[Given request]
Transcribe every line exactly and omit anything that is a picture.

[Data for this task]
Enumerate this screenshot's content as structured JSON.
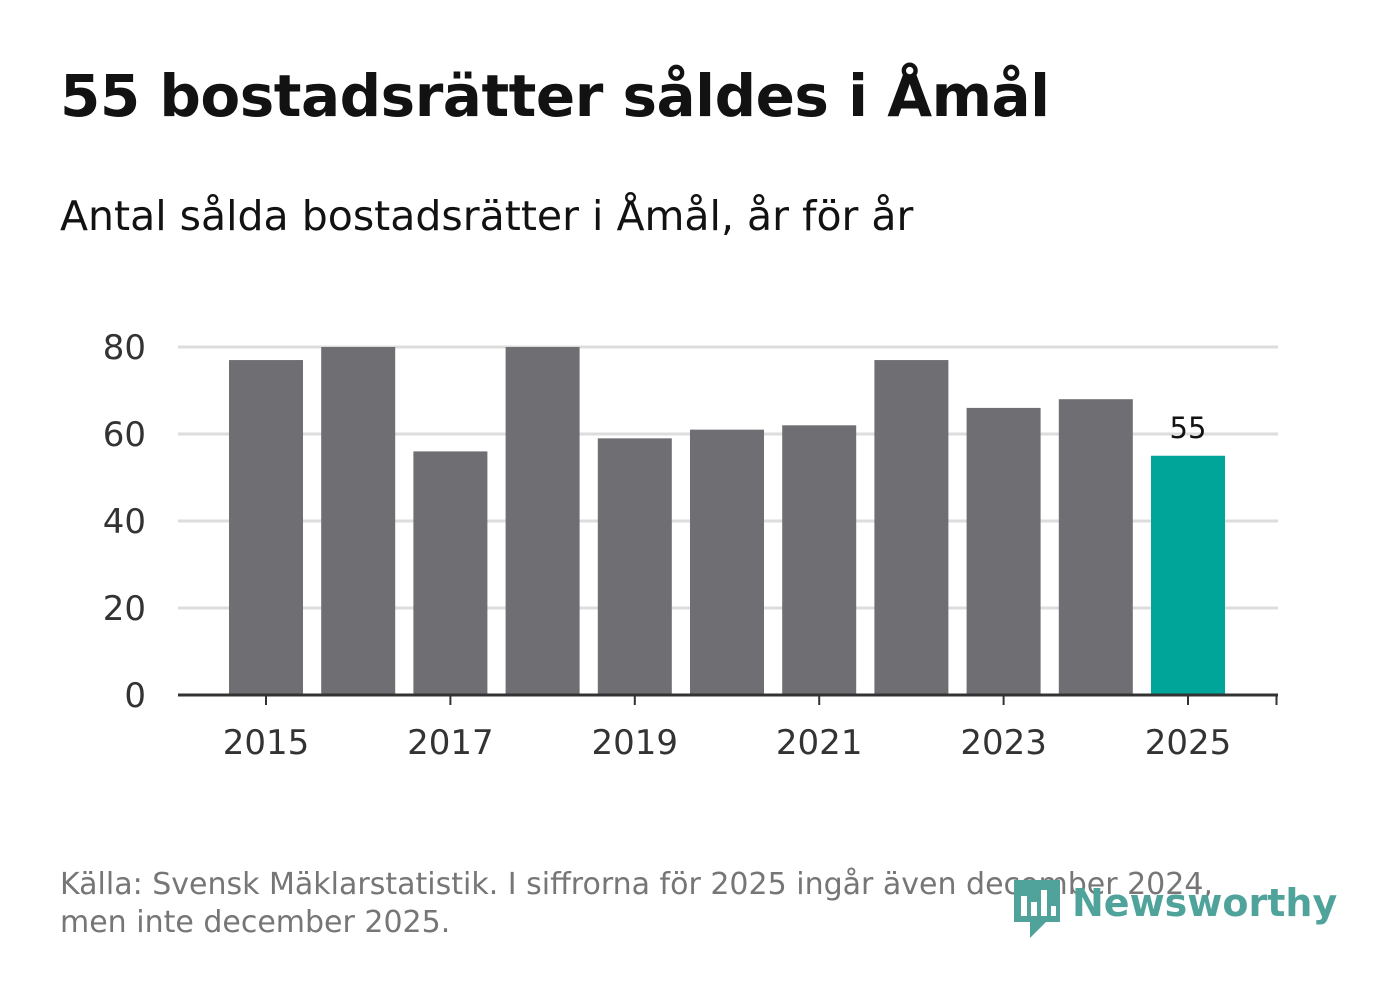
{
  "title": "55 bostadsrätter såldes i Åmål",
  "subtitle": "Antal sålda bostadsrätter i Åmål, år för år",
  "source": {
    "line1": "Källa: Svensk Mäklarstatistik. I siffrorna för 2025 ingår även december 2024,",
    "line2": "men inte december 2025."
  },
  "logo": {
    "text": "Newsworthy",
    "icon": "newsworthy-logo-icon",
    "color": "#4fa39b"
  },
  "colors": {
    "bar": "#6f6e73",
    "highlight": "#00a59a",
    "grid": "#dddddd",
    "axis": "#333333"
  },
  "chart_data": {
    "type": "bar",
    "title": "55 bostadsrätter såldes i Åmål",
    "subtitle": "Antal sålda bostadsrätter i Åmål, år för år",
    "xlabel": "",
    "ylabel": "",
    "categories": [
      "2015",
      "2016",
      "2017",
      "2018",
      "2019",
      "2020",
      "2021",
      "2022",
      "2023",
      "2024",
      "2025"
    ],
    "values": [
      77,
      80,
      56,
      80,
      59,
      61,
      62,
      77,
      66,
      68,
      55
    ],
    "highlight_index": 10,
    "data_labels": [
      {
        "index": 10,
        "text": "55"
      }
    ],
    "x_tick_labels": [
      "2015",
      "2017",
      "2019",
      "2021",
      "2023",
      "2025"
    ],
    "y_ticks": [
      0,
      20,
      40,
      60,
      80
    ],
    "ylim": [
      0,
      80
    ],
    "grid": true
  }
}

[Correct answer]
Enumerate this screenshot's content as structured JSON.
{
  "title": "55 bostadsrätter såldes i Åmål",
  "subtitle": "Antal sålda bostadsrätter i Åmål, år för år",
  "source": {
    "line1": "Källa: Svensk Mäklarstatistik. I siffrorna för 2025 ingår även december 2024,",
    "line2": "men inte december 2025."
  },
  "logo": {
    "text": "Newsworthy",
    "icon": "newsworthy-logo-icon",
    "color": "#4fa39b"
  },
  "colors": {
    "bar": "#6f6e73",
    "highlight": "#00a59a",
    "grid": "#dddddd",
    "axis": "#333333"
  },
  "chart_data": {
    "type": "bar",
    "title": "55 bostadsrätter såldes i Åmål",
    "subtitle": "Antal sålda bostadsrätter i Åmål, år för år",
    "xlabel": "",
    "ylabel": "",
    "categories": [
      "2015",
      "2016",
      "2017",
      "2018",
      "2019",
      "2020",
      "2021",
      "2022",
      "2023",
      "2024",
      "2025"
    ],
    "values": [
      77,
      80,
      56,
      80,
      59,
      61,
      62,
      77,
      66,
      68,
      55
    ],
    "highlight_index": 10,
    "data_labels": [
      {
        "index": 10,
        "text": "55"
      }
    ],
    "x_tick_labels": [
      "2015",
      "2017",
      "2019",
      "2021",
      "2023",
      "2025"
    ],
    "y_ticks": [
      0,
      20,
      40,
      60,
      80
    ],
    "ylim": [
      0,
      80
    ],
    "grid": true
  }
}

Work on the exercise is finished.